Select all lines holding the word "ylabel" from the entries that follow.

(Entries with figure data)
(begin)

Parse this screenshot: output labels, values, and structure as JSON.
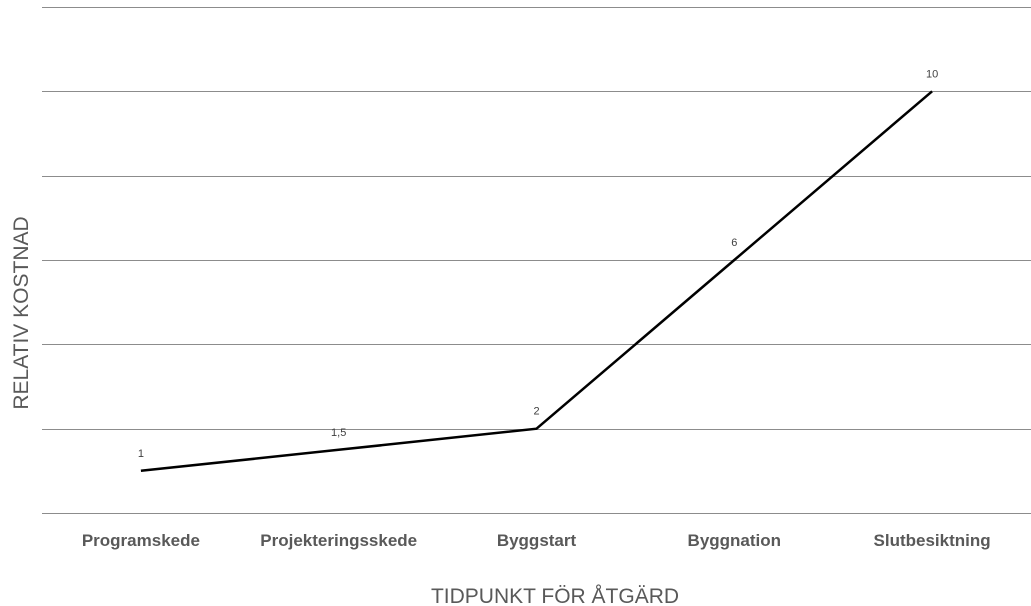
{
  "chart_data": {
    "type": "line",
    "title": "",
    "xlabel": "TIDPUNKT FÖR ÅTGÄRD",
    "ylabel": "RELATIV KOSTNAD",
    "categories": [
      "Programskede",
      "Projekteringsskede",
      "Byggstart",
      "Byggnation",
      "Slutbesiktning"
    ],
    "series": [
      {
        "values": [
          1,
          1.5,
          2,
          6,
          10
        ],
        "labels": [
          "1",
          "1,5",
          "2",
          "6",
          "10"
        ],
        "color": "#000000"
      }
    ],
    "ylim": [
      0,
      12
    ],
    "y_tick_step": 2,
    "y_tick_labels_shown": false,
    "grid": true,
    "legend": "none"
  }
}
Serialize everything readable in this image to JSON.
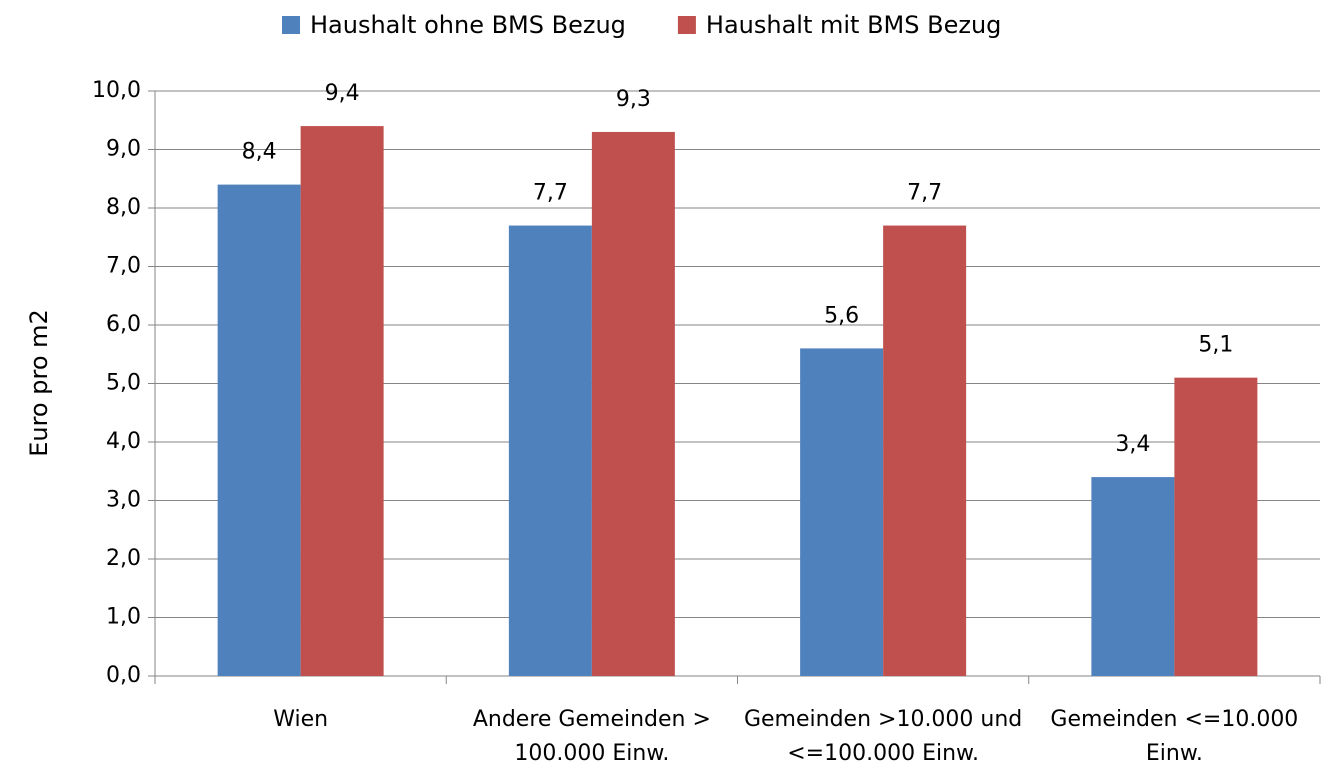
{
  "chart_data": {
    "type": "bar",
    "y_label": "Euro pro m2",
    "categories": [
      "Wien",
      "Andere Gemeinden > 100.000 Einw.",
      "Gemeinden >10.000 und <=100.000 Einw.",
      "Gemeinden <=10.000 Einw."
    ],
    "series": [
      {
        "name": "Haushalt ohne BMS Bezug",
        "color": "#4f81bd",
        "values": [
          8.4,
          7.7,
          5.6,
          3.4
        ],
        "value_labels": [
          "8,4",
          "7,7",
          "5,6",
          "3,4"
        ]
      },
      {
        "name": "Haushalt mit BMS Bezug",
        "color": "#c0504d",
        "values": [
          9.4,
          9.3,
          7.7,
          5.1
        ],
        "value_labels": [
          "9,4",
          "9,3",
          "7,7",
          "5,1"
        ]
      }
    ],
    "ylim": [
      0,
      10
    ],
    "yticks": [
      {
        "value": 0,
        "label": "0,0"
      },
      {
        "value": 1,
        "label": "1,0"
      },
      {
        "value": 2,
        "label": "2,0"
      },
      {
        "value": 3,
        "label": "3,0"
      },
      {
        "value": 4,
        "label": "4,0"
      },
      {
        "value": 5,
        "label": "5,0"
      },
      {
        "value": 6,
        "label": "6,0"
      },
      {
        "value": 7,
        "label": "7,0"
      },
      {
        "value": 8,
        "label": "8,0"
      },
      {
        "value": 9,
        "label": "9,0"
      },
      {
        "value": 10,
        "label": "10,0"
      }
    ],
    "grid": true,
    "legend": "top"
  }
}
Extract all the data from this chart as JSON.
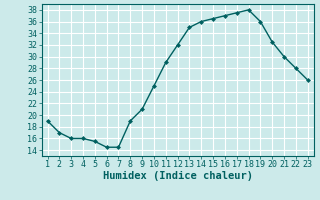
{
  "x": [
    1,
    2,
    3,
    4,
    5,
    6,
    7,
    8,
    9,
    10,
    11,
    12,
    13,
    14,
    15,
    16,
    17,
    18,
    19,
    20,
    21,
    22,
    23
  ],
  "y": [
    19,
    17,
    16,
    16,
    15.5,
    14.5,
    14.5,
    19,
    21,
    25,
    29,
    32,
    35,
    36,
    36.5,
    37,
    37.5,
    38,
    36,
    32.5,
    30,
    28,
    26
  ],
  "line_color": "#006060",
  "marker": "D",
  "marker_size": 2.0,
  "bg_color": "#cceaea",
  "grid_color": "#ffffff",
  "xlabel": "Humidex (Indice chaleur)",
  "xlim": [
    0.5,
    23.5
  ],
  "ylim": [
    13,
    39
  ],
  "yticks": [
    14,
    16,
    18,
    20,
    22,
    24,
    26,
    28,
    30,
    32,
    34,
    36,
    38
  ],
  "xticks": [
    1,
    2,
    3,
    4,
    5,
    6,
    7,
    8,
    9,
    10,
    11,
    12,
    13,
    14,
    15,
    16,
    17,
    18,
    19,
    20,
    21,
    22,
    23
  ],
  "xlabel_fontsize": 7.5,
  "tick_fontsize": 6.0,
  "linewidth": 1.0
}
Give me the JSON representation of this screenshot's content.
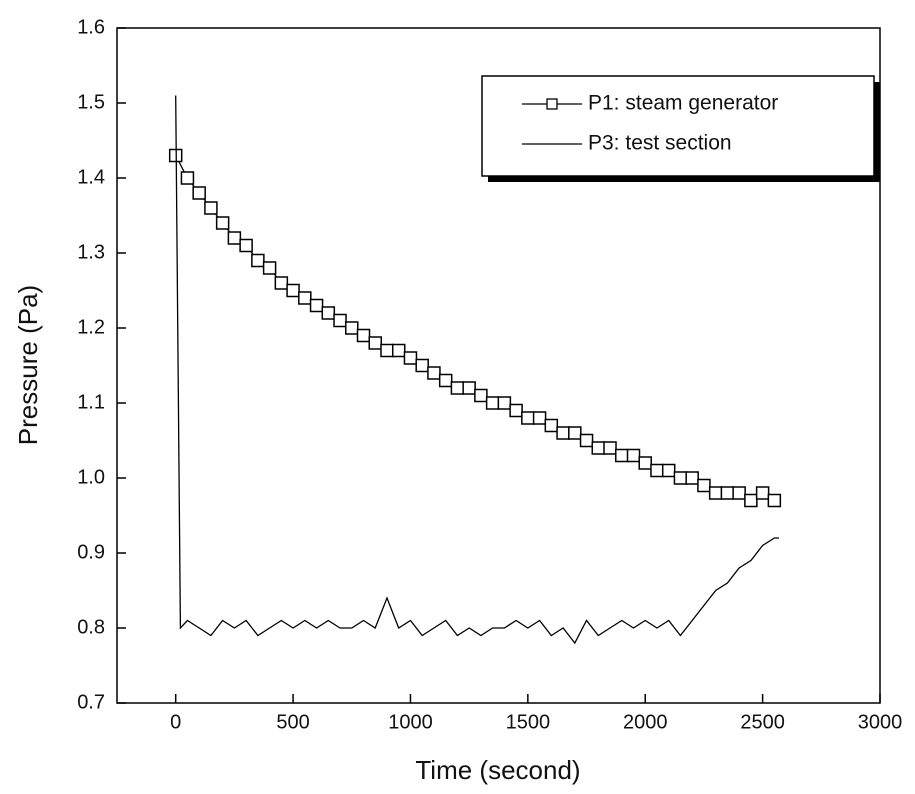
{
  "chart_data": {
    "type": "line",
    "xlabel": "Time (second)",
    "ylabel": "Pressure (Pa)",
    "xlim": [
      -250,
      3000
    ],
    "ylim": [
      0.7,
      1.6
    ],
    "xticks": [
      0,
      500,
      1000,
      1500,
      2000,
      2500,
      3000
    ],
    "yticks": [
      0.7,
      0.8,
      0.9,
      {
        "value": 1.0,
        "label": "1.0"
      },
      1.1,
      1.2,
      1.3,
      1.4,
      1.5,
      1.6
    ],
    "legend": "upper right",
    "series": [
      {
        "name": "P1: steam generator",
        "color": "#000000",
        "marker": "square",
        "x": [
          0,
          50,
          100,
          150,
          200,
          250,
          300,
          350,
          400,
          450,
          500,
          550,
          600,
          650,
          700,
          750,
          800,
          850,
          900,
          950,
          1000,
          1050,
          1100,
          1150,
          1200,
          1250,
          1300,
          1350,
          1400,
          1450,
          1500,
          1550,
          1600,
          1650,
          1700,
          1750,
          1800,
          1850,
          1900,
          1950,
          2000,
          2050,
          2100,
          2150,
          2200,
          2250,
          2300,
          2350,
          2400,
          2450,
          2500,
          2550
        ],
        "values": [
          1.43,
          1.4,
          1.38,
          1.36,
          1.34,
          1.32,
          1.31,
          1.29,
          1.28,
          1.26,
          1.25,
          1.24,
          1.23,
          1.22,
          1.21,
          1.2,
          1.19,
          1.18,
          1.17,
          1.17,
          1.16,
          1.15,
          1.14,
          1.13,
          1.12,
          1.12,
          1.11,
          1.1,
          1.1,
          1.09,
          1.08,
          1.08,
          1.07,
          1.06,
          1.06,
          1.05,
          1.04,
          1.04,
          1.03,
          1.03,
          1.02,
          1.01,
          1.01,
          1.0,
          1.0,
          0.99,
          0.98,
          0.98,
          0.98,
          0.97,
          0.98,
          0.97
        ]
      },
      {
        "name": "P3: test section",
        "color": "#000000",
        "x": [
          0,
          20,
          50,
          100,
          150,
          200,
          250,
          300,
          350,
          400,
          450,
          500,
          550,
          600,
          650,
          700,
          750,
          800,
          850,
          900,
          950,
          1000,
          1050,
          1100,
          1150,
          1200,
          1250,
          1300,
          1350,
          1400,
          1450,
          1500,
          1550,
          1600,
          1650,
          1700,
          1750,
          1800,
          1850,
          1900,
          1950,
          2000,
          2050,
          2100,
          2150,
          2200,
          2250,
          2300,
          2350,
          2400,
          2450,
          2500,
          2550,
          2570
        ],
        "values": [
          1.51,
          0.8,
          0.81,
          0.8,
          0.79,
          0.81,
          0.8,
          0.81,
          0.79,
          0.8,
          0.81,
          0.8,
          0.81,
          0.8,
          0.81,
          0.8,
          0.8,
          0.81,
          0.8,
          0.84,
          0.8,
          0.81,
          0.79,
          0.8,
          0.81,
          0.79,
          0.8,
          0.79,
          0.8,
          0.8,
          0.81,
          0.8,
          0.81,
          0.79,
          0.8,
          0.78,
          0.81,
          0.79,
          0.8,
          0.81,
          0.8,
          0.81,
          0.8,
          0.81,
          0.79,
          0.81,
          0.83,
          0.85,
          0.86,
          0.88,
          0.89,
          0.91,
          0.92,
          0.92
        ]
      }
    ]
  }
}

(end)

• Exercise output:
    "ylabel": "RELATIV KOSTNAD",
    "ylabel": "Pressure (Pa)",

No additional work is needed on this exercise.